### Dataset items
* START *

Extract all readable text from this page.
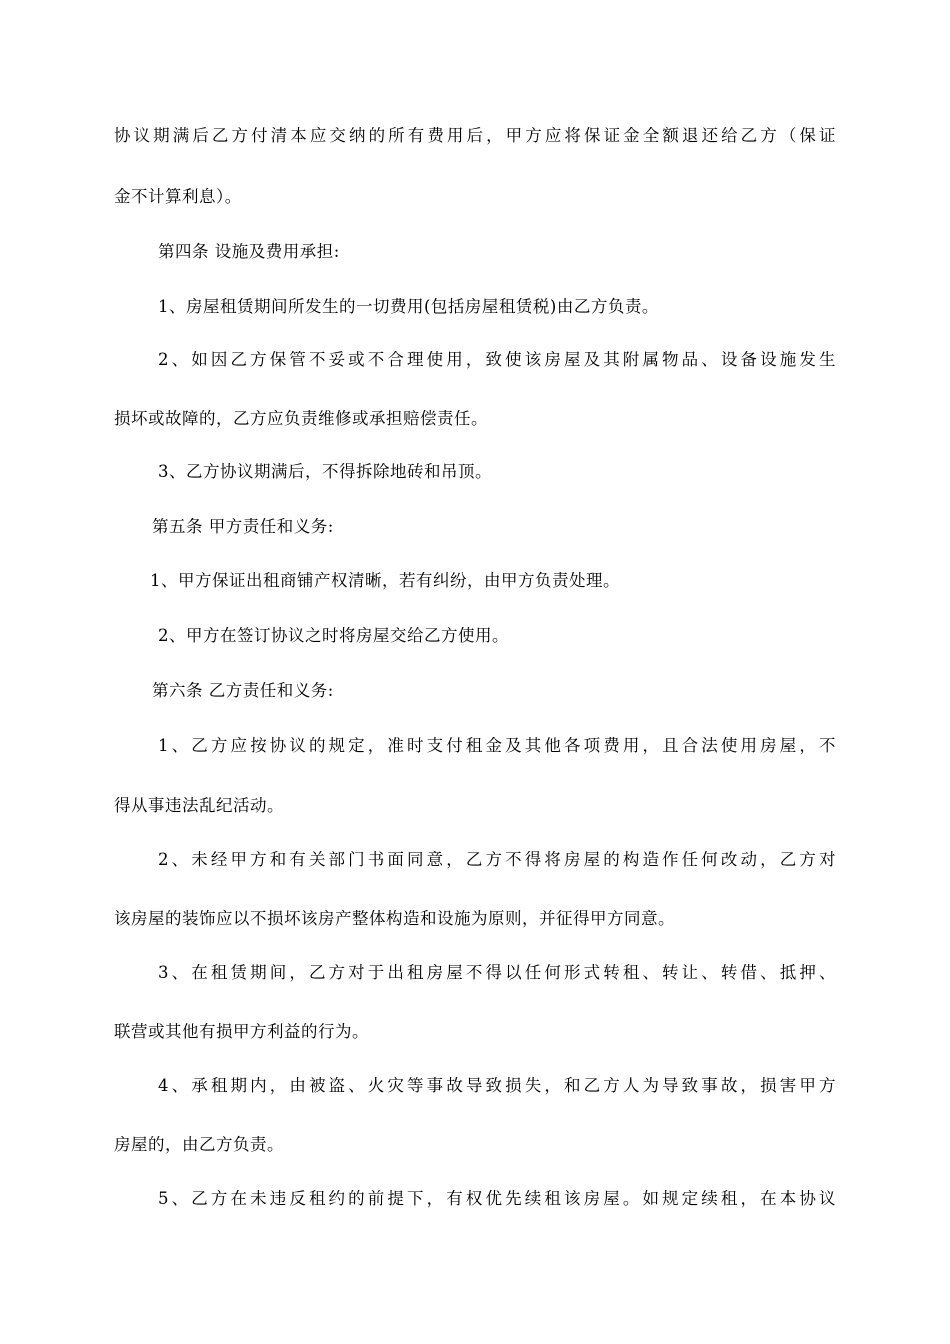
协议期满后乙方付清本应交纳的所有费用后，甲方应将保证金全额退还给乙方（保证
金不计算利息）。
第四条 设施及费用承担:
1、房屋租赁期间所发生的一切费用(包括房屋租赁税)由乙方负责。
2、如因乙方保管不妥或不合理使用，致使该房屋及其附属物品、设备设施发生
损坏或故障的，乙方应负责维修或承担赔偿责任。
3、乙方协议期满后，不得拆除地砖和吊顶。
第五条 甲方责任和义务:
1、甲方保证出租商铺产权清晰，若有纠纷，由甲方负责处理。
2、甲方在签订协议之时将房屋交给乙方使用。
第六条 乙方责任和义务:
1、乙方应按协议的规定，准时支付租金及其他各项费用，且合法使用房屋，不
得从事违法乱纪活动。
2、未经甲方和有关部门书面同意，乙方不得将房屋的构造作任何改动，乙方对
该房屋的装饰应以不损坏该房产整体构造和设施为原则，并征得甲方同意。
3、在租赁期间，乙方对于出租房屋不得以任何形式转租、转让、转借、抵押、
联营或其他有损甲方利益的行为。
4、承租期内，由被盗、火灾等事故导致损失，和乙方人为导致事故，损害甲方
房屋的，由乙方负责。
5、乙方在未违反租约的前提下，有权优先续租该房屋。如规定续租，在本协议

* END *

### Given instruction
Tell how many lines contain the word "由乙方负责", using only the number.

### Expected answer
2